[Exercise requirements]: Extract every line of the records word for word, and leave the pictures out.

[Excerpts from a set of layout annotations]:
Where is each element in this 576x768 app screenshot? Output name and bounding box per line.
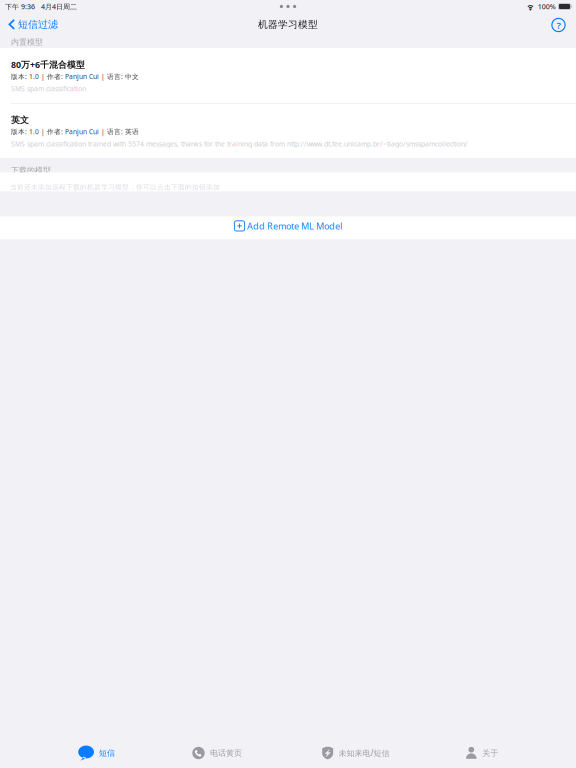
staticText: 当前还未添加远程下载的机器学习模型，你可以点击下面的按钮添加 xyxy=(10,183,220,192)
button[interactable]: 短信过滤 xyxy=(2,14,67,35)
staticText: 4月4日周二 xyxy=(41,2,77,11)
staticText: SMS spam classification xyxy=(11,84,86,93)
button[interactable]: Add Remote ML Model xyxy=(0,216,576,239)
staticText: 电话黄页 xyxy=(210,748,242,758)
staticText: 短信过滤 xyxy=(18,18,58,31)
staticText: 100% xyxy=(538,2,556,11)
staticText: 版本: 1.0 | 作者: Panjun Cui | 语言: 英语 xyxy=(11,127,139,136)
staticText: 下载的模型 xyxy=(11,165,51,176)
staticText: 下午 9:36 xyxy=(5,2,35,11)
staticText: 机器学习模型 xyxy=(258,18,318,31)
staticText: 内置模型 xyxy=(11,37,43,47)
staticText: 未知来电/短信 xyxy=(338,748,389,758)
staticText: Add Remote ML Model xyxy=(247,220,342,232)
staticText: 短信 xyxy=(99,748,115,758)
button[interactable]: 短信 xyxy=(74,738,119,764)
staticText: 80万+6千混合模型 xyxy=(11,58,85,70)
button[interactable]: 未知来电/短信 xyxy=(318,739,393,764)
button[interactable]: 电话黄页 xyxy=(188,740,246,764)
staticText: ? xyxy=(556,18,560,32)
button[interactable]: 关于 xyxy=(461,740,502,764)
button[interactable]: 帮助 xyxy=(544,14,574,36)
staticText: 英文 xyxy=(11,114,29,126)
staticText: SMS spam classification trained with 557… xyxy=(11,139,468,148)
staticText: 版本: 1.0 | 作者: Panjun Cui | 语言: 中文 xyxy=(11,72,139,81)
staticText: 关于 xyxy=(482,748,498,758)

[Answer to the problem]:
Where is each element in this 576x768 app screenshot? Output name and bounding box per line.
staticText: 当前还未添加远程下载的机器学习模型，你可以点击下面的按钮添加 xyxy=(10,183,220,192)
button[interactable]: 短信过滤 xyxy=(2,14,67,35)
staticText: 4月4日周二 xyxy=(41,2,77,11)
staticText: SMS spam classification xyxy=(11,84,86,93)
button[interactable]: Add Remote ML Model xyxy=(0,216,576,239)
staticText: 电话黄页 xyxy=(210,748,242,758)
staticText: 短信过滤 xyxy=(18,18,58,31)
staticText: 100% xyxy=(538,2,556,11)
staticText: 版本: 1.0 | 作者: Panjun Cui | 语言: 英语 xyxy=(11,127,139,136)
staticText: 下载的模型 xyxy=(11,165,51,176)
staticText: 下午 9:36 xyxy=(5,2,35,11)
staticText: 机器学习模型 xyxy=(258,18,318,31)
staticText: 内置模型 xyxy=(11,37,43,47)
staticText: 未知来电/短信 xyxy=(338,748,389,758)
staticText: Add Remote ML Model xyxy=(247,220,342,232)
staticText: 短信 xyxy=(99,748,115,758)
button[interactable]: 短信 xyxy=(74,738,119,764)
staticText: 80万+6千混合模型 xyxy=(11,58,85,70)
button[interactable]: 未知来电/短信 xyxy=(318,739,393,764)
button[interactable]: 电话黄页 xyxy=(188,740,246,764)
staticText: ? xyxy=(556,18,560,32)
button[interactable]: 关于 xyxy=(461,740,502,764)
button[interactable]: 帮助 xyxy=(544,14,574,36)
staticText: 英文 xyxy=(11,114,29,126)
staticText: SMS spam classification trained with 557… xyxy=(11,139,468,148)
staticText: 版本: 1.0 | 作者: Panjun Cui | 语言: 中文 xyxy=(11,72,139,81)
staticText: 关于 xyxy=(482,748,498,758)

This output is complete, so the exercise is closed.